## START Task input
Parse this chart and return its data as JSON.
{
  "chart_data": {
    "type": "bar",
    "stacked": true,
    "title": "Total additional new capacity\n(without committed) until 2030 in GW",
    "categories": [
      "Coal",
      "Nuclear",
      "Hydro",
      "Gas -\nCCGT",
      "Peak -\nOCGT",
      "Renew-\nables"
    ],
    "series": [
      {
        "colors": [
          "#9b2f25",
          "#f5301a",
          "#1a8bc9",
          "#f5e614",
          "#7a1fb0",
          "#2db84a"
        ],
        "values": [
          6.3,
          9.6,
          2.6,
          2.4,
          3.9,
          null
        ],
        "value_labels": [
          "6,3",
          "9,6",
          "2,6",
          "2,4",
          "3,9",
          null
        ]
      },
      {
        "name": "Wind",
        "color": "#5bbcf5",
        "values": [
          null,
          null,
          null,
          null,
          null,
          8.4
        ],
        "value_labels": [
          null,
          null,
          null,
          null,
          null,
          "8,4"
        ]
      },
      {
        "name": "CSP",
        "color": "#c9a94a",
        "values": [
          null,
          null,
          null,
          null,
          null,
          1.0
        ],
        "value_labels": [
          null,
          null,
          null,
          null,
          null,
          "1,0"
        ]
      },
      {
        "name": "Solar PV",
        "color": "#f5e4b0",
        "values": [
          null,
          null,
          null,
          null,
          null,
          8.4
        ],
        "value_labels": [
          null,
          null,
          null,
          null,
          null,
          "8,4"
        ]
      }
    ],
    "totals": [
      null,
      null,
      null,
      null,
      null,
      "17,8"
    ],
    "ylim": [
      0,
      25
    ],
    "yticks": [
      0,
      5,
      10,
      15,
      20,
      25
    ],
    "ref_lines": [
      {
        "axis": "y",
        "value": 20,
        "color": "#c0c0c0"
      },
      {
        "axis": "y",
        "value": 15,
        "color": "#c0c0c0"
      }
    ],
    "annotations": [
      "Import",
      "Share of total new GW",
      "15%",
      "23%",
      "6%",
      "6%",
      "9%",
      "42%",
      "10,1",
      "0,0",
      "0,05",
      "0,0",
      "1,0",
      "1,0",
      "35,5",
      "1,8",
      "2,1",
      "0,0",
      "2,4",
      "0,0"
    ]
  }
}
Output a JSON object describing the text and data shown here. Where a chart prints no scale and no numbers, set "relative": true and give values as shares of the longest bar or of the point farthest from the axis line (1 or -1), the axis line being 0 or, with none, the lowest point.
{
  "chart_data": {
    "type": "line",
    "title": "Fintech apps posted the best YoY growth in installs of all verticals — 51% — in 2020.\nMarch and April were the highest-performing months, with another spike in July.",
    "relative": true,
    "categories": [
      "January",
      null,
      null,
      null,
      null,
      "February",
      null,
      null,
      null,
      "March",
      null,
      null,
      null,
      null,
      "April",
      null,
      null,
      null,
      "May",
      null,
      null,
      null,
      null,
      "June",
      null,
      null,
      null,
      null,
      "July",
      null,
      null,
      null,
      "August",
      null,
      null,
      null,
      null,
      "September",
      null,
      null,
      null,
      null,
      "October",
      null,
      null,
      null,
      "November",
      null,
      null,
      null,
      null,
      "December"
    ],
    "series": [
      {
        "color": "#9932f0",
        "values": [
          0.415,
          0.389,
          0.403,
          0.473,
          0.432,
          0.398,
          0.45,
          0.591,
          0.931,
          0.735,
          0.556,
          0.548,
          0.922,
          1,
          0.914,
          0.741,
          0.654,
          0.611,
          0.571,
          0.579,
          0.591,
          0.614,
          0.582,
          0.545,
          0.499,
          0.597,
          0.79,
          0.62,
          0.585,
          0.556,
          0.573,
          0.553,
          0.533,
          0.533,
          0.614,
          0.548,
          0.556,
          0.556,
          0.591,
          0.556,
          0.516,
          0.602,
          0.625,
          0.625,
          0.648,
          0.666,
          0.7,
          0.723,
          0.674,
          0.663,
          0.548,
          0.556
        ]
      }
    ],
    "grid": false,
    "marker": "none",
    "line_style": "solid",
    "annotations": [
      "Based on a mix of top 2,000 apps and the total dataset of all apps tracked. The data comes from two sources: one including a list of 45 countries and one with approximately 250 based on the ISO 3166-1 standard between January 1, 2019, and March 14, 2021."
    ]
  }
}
## END Task input
== Required task ==
Give the material above again, word for word.

== Output ==
Parse this chart and return its data as JSON.
{
  "chart_data": {
    "type": "bar",
    "stacked": true,
    "title": "Total additional new capacity\n(without committed) until 2030 in GW",
    "categories": [
      "Coal",
      "Nuclear",
      "Hydro",
      "Gas -\nCCGT",
      "Peak -\nOCGT",
      "Renew-\nables"
    ],
    "series": [
      {
        "colors": [
          "#9b2f25",
          "#f5301a",
          "#1a8bc9",
          "#f5e614",
          "#7a1fb0",
          "#2db84a"
        ],
        "values": [
          6.3,
          9.6,
          2.6,
          2.4,
          3.9,
          null
        ],
        "value_labels": [
          "6,3",
          "9,6",
          "2,6",
          "2,4",
          "3,9",
          null
        ]
      },
      {
        "name": "Wind",
        "color": "#5bbcf5",
        "values": [
          null,
          null,
          null,
          null,
          null,
          8.4
        ],
        "value_labels": [
          null,
          null,
          null,
          null,
          null,
          "8,4"
        ]
      },
      {
        "name": "CSP",
        "color": "#c9a94a",
        "values": [
          null,
          null,
          null,
          null,
          null,
          1.0
        ],
        "value_labels": [
          null,
          null,
          null,
          null,
          null,
          "1,0"
        ]
      },
      {
        "name": "Solar PV",
        "color": "#f5e4b0",
        "values": [
          null,
          null,
          null,
          null,
          null,
          8.4
        ],
        "value_labels": [
          null,
          null,
          null,
          null,
          null,
          "8,4"
        ]
      }
    ],
    "totals": [
      null,
      null,
      null,
      null,
      null,
      "17,8"
    ],
    "ylim": [
      0,
      25
    ],
    "yticks": [
      0,
      5,
      10,
      15,
      20,
      25
    ],
    "ref_lines": [
      {
        "axis": "y",
        "value": 20,
        "color": "#c0c0c0"
      },
      {
        "axis": "y",
        "value": 15,
        "color": "#c0c0c0"
      }
    ],
    "annotations": [
      "Import",
      "Share of total new GW",
      "15%",
      "23%",
      "6%",
      "6%",
      "9%",
      "42%",
      "10,1",
      "0,0",
      "0,05",
      "0,0",
      "1,0",
      "1,0",
      "35,5",
      "1,8",
      "2,1",
      "0,0",
      "2,4",
      "0,0"
    ]
  }
}
Output a JSON object describing the text and data shown here. Where a chart prints no scale and no numbers, set "relative": true and give values as shares of the longest bar or of the point farthest from the axis line (1 or -1), the axis line being 0 or, with none, the lowest point.
{
  "chart_data": {
    "type": "line",
    "title": "Fintech apps posted the best YoY growth in installs of all verticals — 51% — in 2020.\nMarch and April were the highest-performing months, with another spike in July.",
    "relative": true,
    "categories": [
      "January",
      null,
      null,
      null,
      null,
      "February",
      null,
      null,
      null,
      "March",
      null,
      null,
      null,
      null,
      "April",
      null,
      null,
      null,
      "May",
      null,
      null,
      null,
      null,
      "June",
      null,
      null,
      null,
      null,
      "July",
      null,
      null,
      null,
      "August",
      null,
      null,
      null,
      null,
      "September",
      null,
      null,
      null,
      null,
      "October",
      null,
      null,
      null,
      "November",
      null,
      null,
      null,
      null,
      "December"
    ],
    "series": [
      {
        "color": "#9932f0",
        "values": [
          0.415,
          0.389,
          0.403,
          0.473,
          0.432,
          0.398,
          0.45,
          0.591,
          0.931,
          0.735,
          0.556,
          0.548,
          0.922,
          1,
          0.914,
          0.741,
          0.654,
          0.611,
          0.571,
          0.579,
          0.591,
          0.614,
          0.582,
          0.545,
          0.499,
          0.597,
          0.79,
          0.62,
          0.585,
          0.556,
          0.573,
          0.553,
          0.533,
          0.533,
          0.614,
          0.548,
          0.556,
          0.556,
          0.591,
          0.556,
          0.516,
          0.602,
          0.625,
          0.625,
          0.648,
          0.666,
          0.7,
          0.723,
          0.674,
          0.663,
          0.548,
          0.556
        ]
      }
    ],
    "grid": false,
    "marker": "none",
    "line_style": "solid",
    "annotations": [
      "Based on a mix of top 2,000 apps and the total dataset of all apps tracked. The data comes from two sources: one including a list of 45 countries and one with approximately 250 based on the ISO 3166-1 standard between January 1, 2019, and March 14, 2021."
    ]
  }
}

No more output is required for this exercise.